[Dataset records]
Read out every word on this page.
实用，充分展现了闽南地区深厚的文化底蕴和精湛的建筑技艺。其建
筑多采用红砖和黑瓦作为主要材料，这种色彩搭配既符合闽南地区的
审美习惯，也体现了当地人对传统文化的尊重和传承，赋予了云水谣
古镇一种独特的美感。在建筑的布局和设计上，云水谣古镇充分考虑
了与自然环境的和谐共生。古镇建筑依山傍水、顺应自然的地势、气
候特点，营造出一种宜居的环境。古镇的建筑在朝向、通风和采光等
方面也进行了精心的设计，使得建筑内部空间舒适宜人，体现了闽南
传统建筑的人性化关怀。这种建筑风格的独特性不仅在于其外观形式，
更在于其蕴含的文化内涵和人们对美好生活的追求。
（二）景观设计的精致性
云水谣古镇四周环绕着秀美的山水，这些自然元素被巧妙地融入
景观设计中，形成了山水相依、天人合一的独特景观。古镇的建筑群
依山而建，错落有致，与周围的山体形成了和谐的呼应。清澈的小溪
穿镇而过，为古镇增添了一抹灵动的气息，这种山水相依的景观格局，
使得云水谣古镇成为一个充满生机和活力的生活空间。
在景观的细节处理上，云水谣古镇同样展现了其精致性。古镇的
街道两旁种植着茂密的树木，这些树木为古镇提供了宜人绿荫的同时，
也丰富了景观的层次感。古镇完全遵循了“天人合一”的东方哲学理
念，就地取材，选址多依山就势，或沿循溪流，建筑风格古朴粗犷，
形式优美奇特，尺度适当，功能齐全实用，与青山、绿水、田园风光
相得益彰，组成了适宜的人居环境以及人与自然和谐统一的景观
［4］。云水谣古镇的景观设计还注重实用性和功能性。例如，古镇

WHAT THE TASK REQUIRES — Print the whole listing again, exactly.

RESULT —
Read out every word on this page.
实用，充分展现了闽南地区深厚的文化底蕴和精湛的建筑技艺。其建
筑多采用红砖和黑瓦作为主要材料，这种色彩搭配既符合闽南地区的
审美习惯，也体现了当地人对传统文化的尊重和传承，赋予了云水谣
古镇一种独特的美感。在建筑的布局和设计上，云水谣古镇充分考虑
了与自然环境的和谐共生。古镇建筑依山傍水、顺应自然的地势、气
候特点，营造出一种宜居的环境。古镇的建筑在朝向、通风和采光等
方面也进行了精心的设计，使得建筑内部空间舒适宜人，体现了闽南
传统建筑的人性化关怀。这种建筑风格的独特性不仅在于其外观形式，
更在于其蕴含的文化内涵和人们对美好生活的追求。
（二）景观设计的精致性
云水谣古镇四周环绕着秀美的山水，这些自然元素被巧妙地融入
景观设计中，形成了山水相依、天人合一的独特景观。古镇的建筑群
依山而建，错落有致，与周围的山体形成了和谐的呼应。清澈的小溪
穿镇而过，为古镇增添了一抹灵动的气息，这种山水相依的景观格局，
使得云水谣古镇成为一个充满生机和活力的生活空间。
在景观的细节处理上，云水谣古镇同样展现了其精致性。古镇的
街道两旁种植着茂密的树木，这些树木为古镇提供了宜人绿荫的同时，
也丰富了景观的层次感。古镇完全遵循了“天人合一”的东方哲学理
念，就地取材，选址多依山就势，或沿循溪流，建筑风格古朴粗犷，
形式优美奇特，尺度适当，功能齐全实用，与青山、绿水、田园风光
相得益彰，组成了适宜的人居环境以及人与自然和谐统一的景观
［4］。云水谣古镇的景观设计还注重实用性和功能性。例如，古镇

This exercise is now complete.